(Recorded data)
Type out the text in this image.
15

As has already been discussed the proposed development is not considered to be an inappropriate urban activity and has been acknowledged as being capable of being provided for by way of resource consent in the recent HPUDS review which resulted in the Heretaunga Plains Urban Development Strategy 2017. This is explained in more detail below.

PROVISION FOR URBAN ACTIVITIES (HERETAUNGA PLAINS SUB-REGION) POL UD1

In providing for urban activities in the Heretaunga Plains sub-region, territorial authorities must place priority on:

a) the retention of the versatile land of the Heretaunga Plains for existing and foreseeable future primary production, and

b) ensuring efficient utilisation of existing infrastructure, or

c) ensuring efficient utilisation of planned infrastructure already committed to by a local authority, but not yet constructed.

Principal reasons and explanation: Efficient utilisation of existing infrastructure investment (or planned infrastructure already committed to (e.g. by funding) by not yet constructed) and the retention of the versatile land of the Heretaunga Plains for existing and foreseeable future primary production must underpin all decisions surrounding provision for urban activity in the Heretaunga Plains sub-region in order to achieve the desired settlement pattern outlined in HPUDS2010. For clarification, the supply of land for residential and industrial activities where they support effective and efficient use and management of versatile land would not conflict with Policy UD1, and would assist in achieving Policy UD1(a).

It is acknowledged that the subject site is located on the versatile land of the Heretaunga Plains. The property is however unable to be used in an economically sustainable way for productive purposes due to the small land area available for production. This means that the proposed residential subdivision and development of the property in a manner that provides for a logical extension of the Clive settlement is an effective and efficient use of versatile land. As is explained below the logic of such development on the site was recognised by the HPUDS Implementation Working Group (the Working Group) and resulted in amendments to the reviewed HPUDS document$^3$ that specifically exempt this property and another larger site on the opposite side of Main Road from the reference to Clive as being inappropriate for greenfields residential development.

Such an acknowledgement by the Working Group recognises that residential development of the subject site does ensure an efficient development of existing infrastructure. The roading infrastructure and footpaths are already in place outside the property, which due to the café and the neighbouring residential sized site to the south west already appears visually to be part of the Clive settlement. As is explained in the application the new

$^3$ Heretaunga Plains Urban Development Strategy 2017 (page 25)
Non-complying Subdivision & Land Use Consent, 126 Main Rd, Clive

> **Stated exercise**
Gather up every line from the listing above in which the word "retention" occurs.

> **Answer to the problem**
a) the retention of the versatile land of the Heretaunga Plains for existing and foreseeable future primary production, and
Principal reasons and explanation: Efficient utilisation of existing infrastructure investment (or planned infrastructure already committed to (e.g. by funding) by not yet constructed) and the retention of the versatile land of the Heretaunga Plains for existing and foreseeable future primary production must underpin all decisions surrounding provision for urban activity in the Heretaunga Plains sub-region in order to achieve the desired settlement pattern outlined in HPUDS2010. For clarification, the supply of land for residential and industrial activities where they support effective and efficient use and management of versatile land would not conflict with Policy UD1, and would assist in achieving Policy UD1(a).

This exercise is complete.